What is required: In the data below, find every line that has the string "Dynamic", and copy it.

Input for this task:
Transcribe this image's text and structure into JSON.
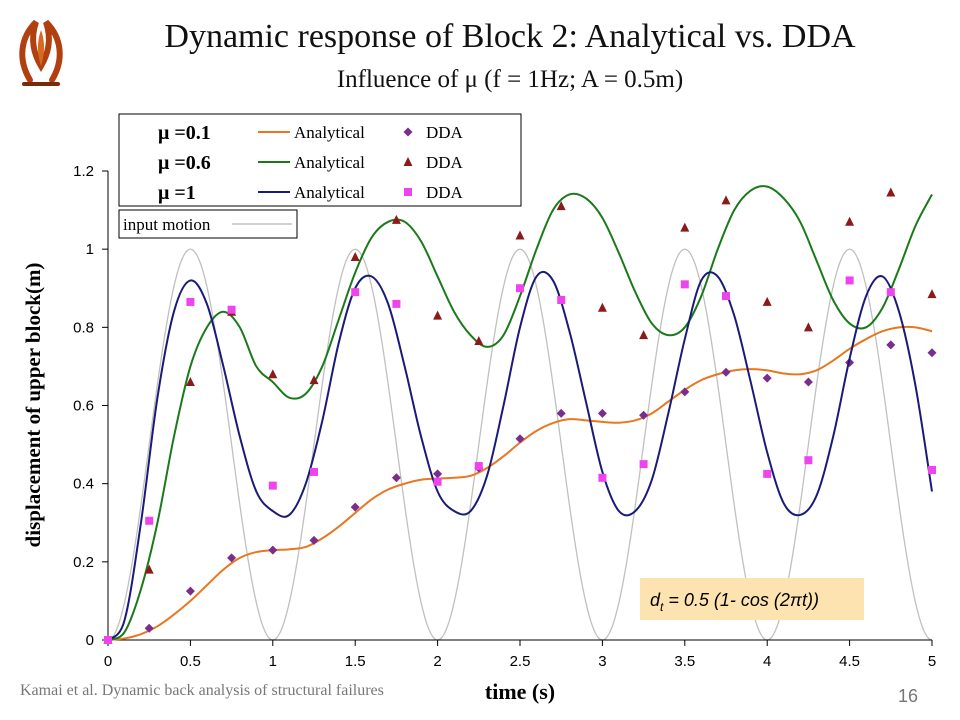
{
  "slide": {
    "title": "Dynamic response of Block 2: Analytical vs. DDA",
    "subtitle": "Influence of μ (f = 1Hz; A = 0.5m)",
    "footer": "Kamai et al. Dynamic back analysis of structural failures",
    "page_number": "16",
    "logo_icon": "institution-logo-icon"
  },
  "chart_data": {
    "type": "line",
    "xlabel": "time (s)",
    "ylabel": "displacement of upper block(m)",
    "xlim": [
      0,
      5
    ],
    "ylim": [
      0,
      1.2
    ],
    "x_ticks": [
      "0",
      "0.5",
      "1",
      "1.5",
      "2",
      "2.5",
      "3",
      "3.5",
      "4",
      "4.5",
      "5"
    ],
    "y_ticks": [
      "0",
      "0.2",
      "0.4",
      "0.6",
      "0.8",
      "1",
      "1.2"
    ],
    "grid": false,
    "legend_position": "top-left",
    "legend_rows": [
      {
        "mu_label": "μ =0.1",
        "line_label": "Analytical",
        "marker_label": "DDA"
      },
      {
        "mu_label": "μ =0.6",
        "line_label": "Analytical",
        "marker_label": "DDA"
      },
      {
        "mu_label": "μ =1",
        "line_label": "Analytical",
        "marker_label": "DDA"
      }
    ],
    "input_legend_label": "input motion",
    "annotation": {
      "d": "d",
      "sub": "t",
      "rest": " = 0.5 (1- cos (2πt))"
    },
    "input_motion": {
      "amplitude": 0.5,
      "frequency_hz": 1,
      "color": "#c0c0c0"
    },
    "series": [
      {
        "mu": 0.1,
        "color": "#e87722",
        "marker": "diamond",
        "marker_color": "#7b2d8b",
        "analytical": {
          "x": [
            0,
            0.1,
            0.2,
            0.3,
            0.4,
            0.5,
            0.6,
            0.7,
            0.8,
            0.9,
            1.0,
            1.1,
            1.2,
            1.3,
            1.4,
            1.5,
            1.6,
            1.7,
            1.8,
            1.9,
            2.0,
            2.1,
            2.2,
            2.3,
            2.4,
            2.5,
            2.6,
            2.7,
            2.8,
            2.9,
            3.0,
            3.1,
            3.2,
            3.3,
            3.4,
            3.5,
            3.6,
            3.7,
            3.8,
            3.9,
            4.0,
            4.1,
            4.2,
            4.3,
            4.4,
            4.5,
            4.6,
            4.7,
            4.8,
            4.9,
            5.0
          ],
          "y": [
            0,
            0.004,
            0.015,
            0.035,
            0.065,
            0.1,
            0.14,
            0.18,
            0.21,
            0.225,
            0.23,
            0.232,
            0.238,
            0.26,
            0.29,
            0.325,
            0.36,
            0.385,
            0.4,
            0.41,
            0.413,
            0.415,
            0.42,
            0.44,
            0.47,
            0.505,
            0.535,
            0.555,
            0.565,
            0.562,
            0.558,
            0.556,
            0.562,
            0.58,
            0.61,
            0.64,
            0.665,
            0.68,
            0.69,
            0.693,
            0.69,
            0.682,
            0.68,
            0.69,
            0.715,
            0.745,
            0.77,
            0.79,
            0.8,
            0.8,
            0.79
          ]
        },
        "dda": {
          "x": [
            0,
            0.25,
            0.5,
            0.75,
            1.0,
            1.25,
            1.5,
            1.75,
            2.0,
            2.25,
            2.5,
            2.75,
            3.0,
            3.25,
            3.5,
            3.75,
            4.0,
            4.25,
            4.5,
            4.75,
            5.0
          ],
          "y": [
            0,
            0.03,
            0.125,
            0.21,
            0.23,
            0.255,
            0.34,
            0.415,
            0.425,
            0.44,
            0.515,
            0.58,
            0.58,
            0.575,
            0.635,
            0.685,
            0.67,
            0.66,
            0.71,
            0.755,
            0.735
          ]
        }
      },
      {
        "mu": 0.6,
        "color": "#1a7a1a",
        "marker": "triangle",
        "marker_color": "#8b1a1a",
        "analytical": {
          "x": [
            0,
            0.1,
            0.2,
            0.3,
            0.4,
            0.5,
            0.6,
            0.7,
            0.8,
            0.9,
            1.0,
            1.1,
            1.2,
            1.3,
            1.4,
            1.5,
            1.6,
            1.7,
            1.8,
            1.9,
            2.0,
            2.1,
            2.2,
            2.3,
            2.4,
            2.5,
            2.6,
            2.7,
            2.8,
            2.9,
            3.0,
            3.1,
            3.2,
            3.3,
            3.4,
            3.5,
            3.6,
            3.7,
            3.8,
            3.9,
            4.0,
            4.1,
            4.2,
            4.3,
            4.4,
            4.5,
            4.6,
            4.7,
            4.8,
            4.9,
            5.0
          ],
          "y": [
            0,
            0.02,
            0.13,
            0.3,
            0.52,
            0.7,
            0.8,
            0.84,
            0.8,
            0.7,
            0.66,
            0.62,
            0.63,
            0.7,
            0.82,
            0.94,
            1.03,
            1.07,
            1.07,
            1.02,
            0.93,
            0.84,
            0.78,
            0.75,
            0.78,
            0.88,
            1.0,
            1.1,
            1.14,
            1.13,
            1.08,
            0.99,
            0.89,
            0.81,
            0.78,
            0.8,
            0.88,
            1.0,
            1.1,
            1.15,
            1.16,
            1.13,
            1.07,
            0.97,
            0.87,
            0.81,
            0.8,
            0.85,
            0.95,
            1.06,
            1.14
          ]
        },
        "dda": {
          "x": [
            0,
            0.25,
            0.5,
            0.75,
            1.0,
            1.25,
            1.5,
            1.75,
            2.0,
            2.25,
            2.5,
            2.75,
            3.0,
            3.25,
            3.5,
            3.75,
            4.0,
            4.25,
            4.5,
            4.75,
            5.0
          ],
          "y": [
            0,
            0.18,
            0.66,
            0.84,
            0.68,
            0.665,
            0.98,
            1.075,
            0.83,
            0.765,
            1.035,
            1.11,
            0.85,
            0.78,
            1.055,
            1.125,
            0.865,
            0.8,
            1.07,
            1.145,
            0.885
          ]
        }
      },
      {
        "mu": 1,
        "color": "#1a1a7a",
        "marker": "square",
        "marker_color": "#ee44ee",
        "analytical": {
          "x": [
            0,
            0.1,
            0.2,
            0.3,
            0.4,
            0.5,
            0.6,
            0.7,
            0.8,
            0.9,
            1.0,
            1.1,
            1.2,
            1.3,
            1.4,
            1.5,
            1.6,
            1.7,
            1.8,
            1.9,
            2.0,
            2.1,
            2.2,
            2.3,
            2.4,
            2.5,
            2.6,
            2.7,
            2.8,
            2.9,
            3.0,
            3.1,
            3.2,
            3.3,
            3.4,
            3.5,
            3.6,
            3.7,
            3.8,
            3.9,
            4.0,
            4.1,
            4.2,
            4.3,
            4.4,
            4.5,
            4.6,
            4.7,
            4.8,
            4.9,
            5.0
          ],
          "y": [
            0,
            0.05,
            0.3,
            0.62,
            0.84,
            0.92,
            0.86,
            0.7,
            0.52,
            0.38,
            0.33,
            0.32,
            0.4,
            0.56,
            0.76,
            0.9,
            0.93,
            0.86,
            0.7,
            0.52,
            0.38,
            0.33,
            0.33,
            0.42,
            0.6,
            0.8,
            0.93,
            0.92,
            0.79,
            0.61,
            0.43,
            0.33,
            0.33,
            0.41,
            0.58,
            0.77,
            0.92,
            0.93,
            0.83,
            0.66,
            0.48,
            0.35,
            0.32,
            0.37,
            0.52,
            0.72,
            0.88,
            0.93,
            0.84,
            0.65,
            0.38
          ]
        },
        "dda": {
          "x": [
            0,
            0.25,
            0.5,
            0.75,
            1.0,
            1.25,
            1.5,
            1.75,
            2.0,
            2.25,
            2.5,
            2.75,
            3.0,
            3.25,
            3.5,
            3.75,
            4.0,
            4.25,
            4.5,
            4.75,
            5.0
          ],
          "y": [
            0,
            0.305,
            0.865,
            0.845,
            0.395,
            0.43,
            0.89,
            0.86,
            0.405,
            0.445,
            0.9,
            0.87,
            0.415,
            0.45,
            0.91,
            0.88,
            0.425,
            0.46,
            0.92,
            0.89,
            0.435
          ]
        }
      }
    ]
  }
}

Correct answer:
    "title": "Dynamic response of Block 2: Analytical vs. DDA",
    "footer": "Kamai et al. Dynamic back analysis of structural failures",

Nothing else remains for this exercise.